Dataset rows

# # #

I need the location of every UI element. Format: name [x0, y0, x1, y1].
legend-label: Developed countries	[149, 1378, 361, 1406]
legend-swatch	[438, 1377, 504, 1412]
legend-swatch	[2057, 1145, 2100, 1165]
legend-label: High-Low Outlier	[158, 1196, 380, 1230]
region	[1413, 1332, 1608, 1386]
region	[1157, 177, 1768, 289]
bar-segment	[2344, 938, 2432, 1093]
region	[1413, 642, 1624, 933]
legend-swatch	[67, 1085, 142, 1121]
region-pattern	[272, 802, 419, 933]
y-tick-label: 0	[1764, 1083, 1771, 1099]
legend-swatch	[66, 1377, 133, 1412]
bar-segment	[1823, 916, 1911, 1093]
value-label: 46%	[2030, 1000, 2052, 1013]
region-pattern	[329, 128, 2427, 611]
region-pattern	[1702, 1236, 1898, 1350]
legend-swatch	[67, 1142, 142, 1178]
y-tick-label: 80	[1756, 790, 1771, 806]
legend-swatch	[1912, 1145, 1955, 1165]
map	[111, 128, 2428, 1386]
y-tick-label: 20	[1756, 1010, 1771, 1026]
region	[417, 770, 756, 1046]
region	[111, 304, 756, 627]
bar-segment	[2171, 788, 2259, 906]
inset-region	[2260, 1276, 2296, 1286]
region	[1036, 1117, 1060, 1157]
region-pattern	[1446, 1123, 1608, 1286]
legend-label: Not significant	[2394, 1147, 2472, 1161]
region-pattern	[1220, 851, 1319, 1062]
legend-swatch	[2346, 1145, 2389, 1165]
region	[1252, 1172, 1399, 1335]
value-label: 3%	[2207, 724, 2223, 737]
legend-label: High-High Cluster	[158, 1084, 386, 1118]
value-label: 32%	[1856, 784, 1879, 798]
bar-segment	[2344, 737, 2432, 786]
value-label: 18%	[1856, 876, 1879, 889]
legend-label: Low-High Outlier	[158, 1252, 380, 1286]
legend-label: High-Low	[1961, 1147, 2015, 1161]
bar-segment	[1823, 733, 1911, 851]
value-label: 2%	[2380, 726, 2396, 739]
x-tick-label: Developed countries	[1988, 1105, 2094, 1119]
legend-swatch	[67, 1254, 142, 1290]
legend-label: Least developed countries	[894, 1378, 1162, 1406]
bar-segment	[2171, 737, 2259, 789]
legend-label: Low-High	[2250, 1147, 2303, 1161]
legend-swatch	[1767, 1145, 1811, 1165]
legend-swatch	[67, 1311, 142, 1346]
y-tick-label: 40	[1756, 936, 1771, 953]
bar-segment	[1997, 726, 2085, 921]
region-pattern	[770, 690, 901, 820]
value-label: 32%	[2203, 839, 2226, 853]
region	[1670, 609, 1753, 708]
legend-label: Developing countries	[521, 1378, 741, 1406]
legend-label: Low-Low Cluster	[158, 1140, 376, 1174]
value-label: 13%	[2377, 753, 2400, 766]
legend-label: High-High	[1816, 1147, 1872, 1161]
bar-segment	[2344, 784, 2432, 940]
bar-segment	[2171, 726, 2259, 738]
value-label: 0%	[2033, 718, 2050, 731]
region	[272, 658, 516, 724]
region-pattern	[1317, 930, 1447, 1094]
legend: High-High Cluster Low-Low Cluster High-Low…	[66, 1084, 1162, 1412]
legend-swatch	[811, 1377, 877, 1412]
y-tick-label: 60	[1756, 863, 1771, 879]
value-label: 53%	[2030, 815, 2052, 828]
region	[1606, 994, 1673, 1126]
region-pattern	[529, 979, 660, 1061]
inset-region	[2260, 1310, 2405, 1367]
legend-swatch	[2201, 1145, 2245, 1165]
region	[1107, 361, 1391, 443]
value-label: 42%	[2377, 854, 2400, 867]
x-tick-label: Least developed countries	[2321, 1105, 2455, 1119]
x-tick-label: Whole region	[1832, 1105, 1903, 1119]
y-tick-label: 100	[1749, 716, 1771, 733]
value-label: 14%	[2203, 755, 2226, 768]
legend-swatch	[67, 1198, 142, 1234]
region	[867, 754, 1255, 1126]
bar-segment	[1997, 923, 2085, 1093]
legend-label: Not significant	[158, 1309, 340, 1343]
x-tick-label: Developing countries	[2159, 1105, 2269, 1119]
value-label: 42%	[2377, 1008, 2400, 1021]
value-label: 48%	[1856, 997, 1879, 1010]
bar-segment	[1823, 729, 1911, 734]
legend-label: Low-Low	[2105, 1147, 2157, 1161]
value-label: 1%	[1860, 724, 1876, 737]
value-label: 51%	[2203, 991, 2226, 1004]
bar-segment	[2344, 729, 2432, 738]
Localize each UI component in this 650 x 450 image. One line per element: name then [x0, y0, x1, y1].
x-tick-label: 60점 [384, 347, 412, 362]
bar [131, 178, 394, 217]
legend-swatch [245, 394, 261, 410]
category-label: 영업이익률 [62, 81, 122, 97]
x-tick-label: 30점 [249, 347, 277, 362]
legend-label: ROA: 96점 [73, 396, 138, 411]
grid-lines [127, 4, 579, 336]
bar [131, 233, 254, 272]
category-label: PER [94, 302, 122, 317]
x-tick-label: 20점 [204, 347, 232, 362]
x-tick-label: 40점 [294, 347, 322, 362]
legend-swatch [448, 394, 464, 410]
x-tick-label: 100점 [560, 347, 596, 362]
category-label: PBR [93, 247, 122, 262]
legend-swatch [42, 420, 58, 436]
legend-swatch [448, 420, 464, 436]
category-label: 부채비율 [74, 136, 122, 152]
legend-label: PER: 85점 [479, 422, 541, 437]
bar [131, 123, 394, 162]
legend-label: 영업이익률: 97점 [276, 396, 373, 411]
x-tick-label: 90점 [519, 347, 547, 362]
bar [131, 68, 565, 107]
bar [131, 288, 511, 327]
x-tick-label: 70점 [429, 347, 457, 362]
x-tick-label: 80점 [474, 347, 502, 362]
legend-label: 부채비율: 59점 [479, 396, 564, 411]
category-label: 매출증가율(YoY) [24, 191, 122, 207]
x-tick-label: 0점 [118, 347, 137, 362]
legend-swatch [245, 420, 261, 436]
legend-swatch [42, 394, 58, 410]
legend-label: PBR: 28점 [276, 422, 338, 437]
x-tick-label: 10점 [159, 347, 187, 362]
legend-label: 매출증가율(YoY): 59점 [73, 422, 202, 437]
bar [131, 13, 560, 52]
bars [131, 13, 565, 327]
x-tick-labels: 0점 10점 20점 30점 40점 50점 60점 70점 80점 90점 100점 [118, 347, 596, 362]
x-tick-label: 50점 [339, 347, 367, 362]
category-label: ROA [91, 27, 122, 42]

# # #

▶ [Task requirements]: Copy out every line of the data above again, unchanged.

▶ [In response]:
I need the location of every UI element. Format: name [x0, y0, x1, y1].
legend-label: Developed countries	[149, 1378, 361, 1406]
legend-swatch	[438, 1377, 504, 1412]
legend-swatch	[2057, 1145, 2100, 1165]
legend-label: High-Low Outlier	[158, 1196, 380, 1230]
region	[1413, 1332, 1608, 1386]
region	[1157, 177, 1768, 289]
bar-segment	[2344, 938, 2432, 1093]
region	[1413, 642, 1624, 933]
legend-swatch	[67, 1085, 142, 1121]
region-pattern	[272, 802, 419, 933]
y-tick-label: 0	[1764, 1083, 1771, 1099]
legend-swatch	[66, 1377, 133, 1412]
bar-segment	[1823, 916, 1911, 1093]
value-label: 46%	[2030, 1000, 2052, 1013]
region-pattern	[329, 128, 2427, 611]
region-pattern	[1702, 1236, 1898, 1350]
legend-swatch	[67, 1142, 142, 1178]
y-tick-label: 80	[1756, 790, 1771, 806]
legend-swatch	[1912, 1145, 1955, 1165]
map	[111, 128, 2428, 1386]
y-tick-label: 20	[1756, 1010, 1771, 1026]
region	[417, 770, 756, 1046]
region	[111, 304, 756, 627]
bar-segment	[2171, 788, 2259, 906]
inset-region	[2260, 1276, 2296, 1286]
region	[1036, 1117, 1060, 1157]
region-pattern	[1446, 1123, 1608, 1286]
legend-label: Not significant	[2394, 1147, 2472, 1161]
region-pattern	[1220, 851, 1319, 1062]
legend-swatch	[2346, 1145, 2389, 1165]
region	[1252, 1172, 1399, 1335]
value-label: 3%	[2207, 724, 2223, 737]
legend-label: High-High Cluster	[158, 1084, 386, 1118]
value-label: 32%	[1856, 784, 1879, 798]
bar-segment	[2344, 737, 2432, 786]
value-label: 18%	[1856, 876, 1879, 889]
legend-label: Low-High Outlier	[158, 1252, 380, 1286]
legend-label: High-Low	[1961, 1147, 2015, 1161]
bar-segment	[1823, 733, 1911, 851]
value-label: 2%	[2380, 726, 2396, 739]
x-tick-label: Developed countries	[1988, 1105, 2094, 1119]
legend-swatch	[67, 1254, 142, 1290]
legend-label: Least developed countries	[894, 1378, 1162, 1406]
bar-segment	[2171, 737, 2259, 789]
legend-label: Low-High	[2250, 1147, 2303, 1161]
legend-swatch	[1767, 1145, 1811, 1165]
legend-swatch	[67, 1311, 142, 1346]
y-tick-label: 40	[1756, 936, 1771, 953]
bar-segment	[1997, 726, 2085, 921]
region-pattern	[770, 690, 901, 820]
value-label: 32%	[2203, 839, 2226, 853]
region	[1670, 609, 1753, 708]
legend-label: Developing countries	[521, 1378, 741, 1406]
legend-label: Low-Low Cluster	[158, 1140, 376, 1174]
value-label: 13%	[2377, 753, 2400, 766]
legend-label: High-High	[1816, 1147, 1872, 1161]
bar-segment	[2344, 784, 2432, 940]
bar-segment	[2171, 726, 2259, 738]
value-label: 0%	[2033, 718, 2050, 731]
region	[272, 658, 516, 724]
region-pattern	[1317, 930, 1447, 1094]
legend: High-High Cluster Low-Low Cluster High-Low…	[66, 1084, 1162, 1412]
legend-swatch	[811, 1377, 877, 1412]
y-tick-label: 60	[1756, 863, 1771, 879]
value-label: 53%	[2030, 815, 2052, 828]
region	[1606, 994, 1673, 1126]
region-pattern	[529, 979, 660, 1061]
inset-region	[2260, 1310, 2405, 1367]
legend-swatch	[2201, 1145, 2245, 1165]
region	[1107, 361, 1391, 443]
value-label: 42%	[2377, 854, 2400, 867]
x-tick-label: Least developed countries	[2321, 1105, 2455, 1119]
x-tick-label: Whole region	[1832, 1105, 1903, 1119]
y-tick-label: 100	[1749, 716, 1771, 733]
value-label: 14%	[2203, 755, 2226, 768]
legend-swatch	[67, 1198, 142, 1234]
region	[867, 754, 1255, 1126]
bar-segment	[1997, 923, 2085, 1093]
legend-label: Not significant	[158, 1309, 340, 1343]
x-tick-label: Developing countries	[2159, 1105, 2269, 1119]
value-label: 42%	[2377, 1008, 2400, 1021]
value-label: 48%	[1856, 997, 1879, 1010]
bar-segment	[1823, 729, 1911, 734]
legend-label: Low-Low	[2105, 1147, 2157, 1161]
value-label: 1%	[1860, 724, 1876, 737]
value-label: 51%	[2203, 991, 2226, 1004]
bar-segment	[2344, 729, 2432, 738]
Localize each UI component in this 650 x 450 image. One line per element: name then [x0, y0, x1, y1].
x-tick-label: 60점 [384, 347, 412, 362]
bar [131, 178, 394, 217]
legend-swatch [245, 394, 261, 410]
category-label: 영업이익률 [62, 81, 122, 97]
x-tick-label: 30점 [249, 347, 277, 362]
legend-label: ROA: 96점 [73, 396, 138, 411]
grid-lines [127, 4, 579, 336]
bar [131, 233, 254, 272]
category-label: PER [94, 302, 122, 317]
x-tick-label: 20점 [204, 347, 232, 362]
x-tick-label: 40점 [294, 347, 322, 362]
legend-swatch [448, 394, 464, 410]
x-tick-label: 100점 [560, 347, 596, 362]
category-label: PBR [93, 247, 122, 262]
legend-swatch [42, 420, 58, 436]
legend-swatch [448, 420, 464, 436]
category-label: 부채비율 [74, 136, 122, 152]
legend-label: PER: 85점 [479, 422, 541, 437]
bar [131, 123, 394, 162]
legend-label: 영업이익률: 97점 [276, 396, 373, 411]
x-tick-label: 90점 [519, 347, 547, 362]
bar [131, 68, 565, 107]
bar [131, 288, 511, 327]
x-tick-label: 70점 [429, 347, 457, 362]
x-tick-label: 80점 [474, 347, 502, 362]
legend-label: 부채비율: 59점 [479, 396, 564, 411]
category-label: 매출증가율(YoY) [24, 191, 122, 207]
x-tick-label: 0점 [118, 347, 137, 362]
legend-swatch [245, 420, 261, 436]
legend-swatch [42, 394, 58, 410]
legend-label: PBR: 28점 [276, 422, 338, 437]
x-tick-label: 10점 [159, 347, 187, 362]
legend-label: 매출증가율(YoY): 59점 [73, 422, 202, 437]
bar [131, 13, 560, 52]
bars [131, 13, 565, 327]
x-tick-labels: 0점 10점 20점 30점 40점 50점 60점 70점 80점 90점 100점 [118, 347, 596, 362]
x-tick-label: 50점 [339, 347, 367, 362]
category-label: ROA [91, 27, 122, 42]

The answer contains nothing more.